_TASK PROMPT_.
Please repeat all of the lines that follow, exactly as written.

(Recorded data)
╔══
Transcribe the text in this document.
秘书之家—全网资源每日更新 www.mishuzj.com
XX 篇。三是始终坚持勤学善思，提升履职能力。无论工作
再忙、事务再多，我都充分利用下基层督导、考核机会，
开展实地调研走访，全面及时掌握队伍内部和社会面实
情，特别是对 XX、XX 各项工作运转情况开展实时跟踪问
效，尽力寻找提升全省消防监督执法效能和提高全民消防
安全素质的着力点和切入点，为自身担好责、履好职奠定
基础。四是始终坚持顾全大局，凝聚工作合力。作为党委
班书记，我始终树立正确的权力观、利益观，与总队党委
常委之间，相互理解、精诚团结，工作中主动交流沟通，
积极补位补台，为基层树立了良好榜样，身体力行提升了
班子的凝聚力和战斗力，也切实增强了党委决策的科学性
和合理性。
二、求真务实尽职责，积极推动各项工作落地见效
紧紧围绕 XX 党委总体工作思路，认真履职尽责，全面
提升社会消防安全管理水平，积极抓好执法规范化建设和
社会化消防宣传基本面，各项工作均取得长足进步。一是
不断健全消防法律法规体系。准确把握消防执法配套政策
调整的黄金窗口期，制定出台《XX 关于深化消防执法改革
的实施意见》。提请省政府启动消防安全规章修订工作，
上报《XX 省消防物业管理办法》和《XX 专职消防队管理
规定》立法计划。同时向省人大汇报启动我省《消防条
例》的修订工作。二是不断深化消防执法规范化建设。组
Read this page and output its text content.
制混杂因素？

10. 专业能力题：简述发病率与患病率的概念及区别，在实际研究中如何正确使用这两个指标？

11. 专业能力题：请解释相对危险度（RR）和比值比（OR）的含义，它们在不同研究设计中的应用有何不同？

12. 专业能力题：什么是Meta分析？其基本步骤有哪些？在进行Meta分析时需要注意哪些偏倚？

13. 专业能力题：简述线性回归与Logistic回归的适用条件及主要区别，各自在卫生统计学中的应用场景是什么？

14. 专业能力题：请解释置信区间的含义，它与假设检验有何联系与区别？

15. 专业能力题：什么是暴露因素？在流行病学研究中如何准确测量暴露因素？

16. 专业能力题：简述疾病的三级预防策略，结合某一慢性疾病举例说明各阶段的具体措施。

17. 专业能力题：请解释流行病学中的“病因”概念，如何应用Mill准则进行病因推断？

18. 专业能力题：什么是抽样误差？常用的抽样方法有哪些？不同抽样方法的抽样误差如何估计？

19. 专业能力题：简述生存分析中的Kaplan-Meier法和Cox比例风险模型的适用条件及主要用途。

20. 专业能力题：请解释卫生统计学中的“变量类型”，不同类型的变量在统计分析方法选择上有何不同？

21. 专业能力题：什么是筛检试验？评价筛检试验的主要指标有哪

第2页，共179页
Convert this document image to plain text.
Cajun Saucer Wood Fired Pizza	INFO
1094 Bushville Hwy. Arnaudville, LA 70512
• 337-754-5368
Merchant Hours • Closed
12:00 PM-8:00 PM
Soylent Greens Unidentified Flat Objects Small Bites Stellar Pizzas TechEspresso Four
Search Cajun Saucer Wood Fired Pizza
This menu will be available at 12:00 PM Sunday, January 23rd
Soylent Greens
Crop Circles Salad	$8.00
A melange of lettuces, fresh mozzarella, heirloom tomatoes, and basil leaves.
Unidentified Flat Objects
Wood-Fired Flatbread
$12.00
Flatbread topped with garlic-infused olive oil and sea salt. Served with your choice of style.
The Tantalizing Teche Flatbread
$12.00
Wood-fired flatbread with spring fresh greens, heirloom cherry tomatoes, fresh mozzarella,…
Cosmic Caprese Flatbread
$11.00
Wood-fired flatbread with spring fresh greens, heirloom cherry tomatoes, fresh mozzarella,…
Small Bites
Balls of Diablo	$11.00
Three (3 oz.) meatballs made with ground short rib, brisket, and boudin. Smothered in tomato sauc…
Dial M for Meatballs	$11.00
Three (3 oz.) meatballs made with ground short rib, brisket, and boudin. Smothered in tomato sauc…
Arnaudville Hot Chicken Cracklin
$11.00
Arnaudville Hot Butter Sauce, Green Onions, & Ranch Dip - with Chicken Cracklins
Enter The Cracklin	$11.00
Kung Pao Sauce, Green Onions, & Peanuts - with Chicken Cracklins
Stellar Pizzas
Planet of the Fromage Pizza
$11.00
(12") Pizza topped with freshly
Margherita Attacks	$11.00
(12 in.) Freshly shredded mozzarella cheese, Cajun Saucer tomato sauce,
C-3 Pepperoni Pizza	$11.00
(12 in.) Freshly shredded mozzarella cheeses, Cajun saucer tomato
╚══
_FINISHED ANSWER_.
Transcribe the text in this document.
秘书之家—全网资源每日更新 www.mishuzj.com
XX 篇。三是始终坚持勤学善思，提升履职能力。无论工作
再忙、事务再多，我都充分利用下基层督导、考核机会，
开展实地调研走访，全面及时掌握队伍内部和社会面实
情，特别是对 XX、XX 各项工作运转情况开展实时跟踪问
效，尽力寻找提升全省消防监督执法效能和提高全民消防
安全素质的着力点和切入点，为自身担好责、履好职奠定
基础。四是始终坚持顾全大局，凝聚工作合力。作为党委
班书记，我始终树立正确的权力观、利益观，与总队党委
常委之间，相互理解、精诚团结，工作中主动交流沟通，
积极补位补台，为基层树立了良好榜样，身体力行提升了
班子的凝聚力和战斗力，也切实增强了党委决策的科学性
和合理性。
二、求真务实尽职责，积极推动各项工作落地见效
紧紧围绕 XX 党委总体工作思路，认真履职尽责，全面
提升社会消防安全管理水平，积极抓好执法规范化建设和
社会化消防宣传基本面，各项工作均取得长足进步。一是
不断健全消防法律法规体系。准确把握消防执法配套政策
调整的黄金窗口期，制定出台《XX 关于深化消防执法改革
的实施意见》。提请省政府启动消防安全规章修订工作，
上报《XX 省消防物业管理办法》和《XX 专职消防队管理
规定》立法计划。同时向省人大汇报启动我省《消防条
例》的修订工作。二是不断深化消防执法规范化建设。组
Read this page and output its text content.
制混杂因素？

10. 专业能力题：简述发病率与患病率的概念及区别，在实际研究中如何正确使用这两个指标？

11. 专业能力题：请解释相对危险度（RR）和比值比（OR）的含义，它们在不同研究设计中的应用有何不同？

12. 专业能力题：什么是Meta分析？其基本步骤有哪些？在进行Meta分析时需要注意哪些偏倚？

13. 专业能力题：简述线性回归与Logistic回归的适用条件及主要区别，各自在卫生统计学中的应用场景是什么？

14. 专业能力题：请解释置信区间的含义，它与假设检验有何联系与区别？

15. 专业能力题：什么是暴露因素？在流行病学研究中如何准确测量暴露因素？

16. 专业能力题：简述疾病的三级预防策略，结合某一慢性疾病举例说明各阶段的具体措施。

17. 专业能力题：请解释流行病学中的“病因”概念，如何应用Mill准则进行病因推断？

18. 专业能力题：什么是抽样误差？常用的抽样方法有哪些？不同抽样方法的抽样误差如何估计？

19. 专业能力题：简述生存分析中的Kaplan-Meier法和Cox比例风险模型的适用条件及主要用途。

20. 专业能力题：请解释卫生统计学中的“变量类型”，不同类型的变量在统计分析方法选择上有何不同？

21. 专业能力题：什么是筛检试验？评价筛检试验的主要指标有哪

第2页，共179页
Convert this document image to plain text.
Cajun Saucer Wood Fired Pizza	INFO
1094 Bushville Hwy. Arnaudville, LA 70512
• 337-754-5368
Merchant Hours • Closed
12:00 PM-8:00 PM
Soylent Greens Unidentified Flat Objects Small Bites Stellar Pizzas TechEspresso Four
Search Cajun Saucer Wood Fired Pizza
This menu will be available at 12:00 PM Sunday, January 23rd
Soylent Greens
Crop Circles Salad	$8.00
A melange of lettuces, fresh mozzarella, heirloom tomatoes, and basil leaves.
Unidentified Flat Objects
Wood-Fired Flatbread
$12.00
Flatbread topped with garlic-infused olive oil and sea salt. Served with your choice of style.
The Tantalizing Teche Flatbread
$12.00
Wood-fired flatbread with spring fresh greens, heirloom cherry tomatoes, fresh mozzarella,…
Cosmic Caprese Flatbread
$11.00
Wood-fired flatbread with spring fresh greens, heirloom cherry tomatoes, fresh mozzarella,…
Small Bites
Balls of Diablo	$11.00
Three (3 oz.) meatballs made with ground short rib, brisket, and boudin. Smothered in tomato sauc…
Dial M for Meatballs	$11.00
Three (3 oz.) meatballs made with ground short rib, brisket, and boudin. Smothered in tomato sauc…
Arnaudville Hot Chicken Cracklin
$11.00
Arnaudville Hot Butter Sauce, Green Onions, & Ranch Dip - with Chicken Cracklins
Enter The Cracklin	$11.00
Kung Pao Sauce, Green Onions, & Peanuts - with Chicken Cracklins
Stellar Pizzas
Planet of the Fromage Pizza
$11.00
(12") Pizza topped with freshly
Margherita Attacks	$11.00
(12 in.) Freshly shredded mozzarella cheese, Cajun Saucer tomato sauce,
C-3 Pepperoni Pizza	$11.00
(12 in.) Freshly shredded mozzarella cheeses, Cajun saucer tomato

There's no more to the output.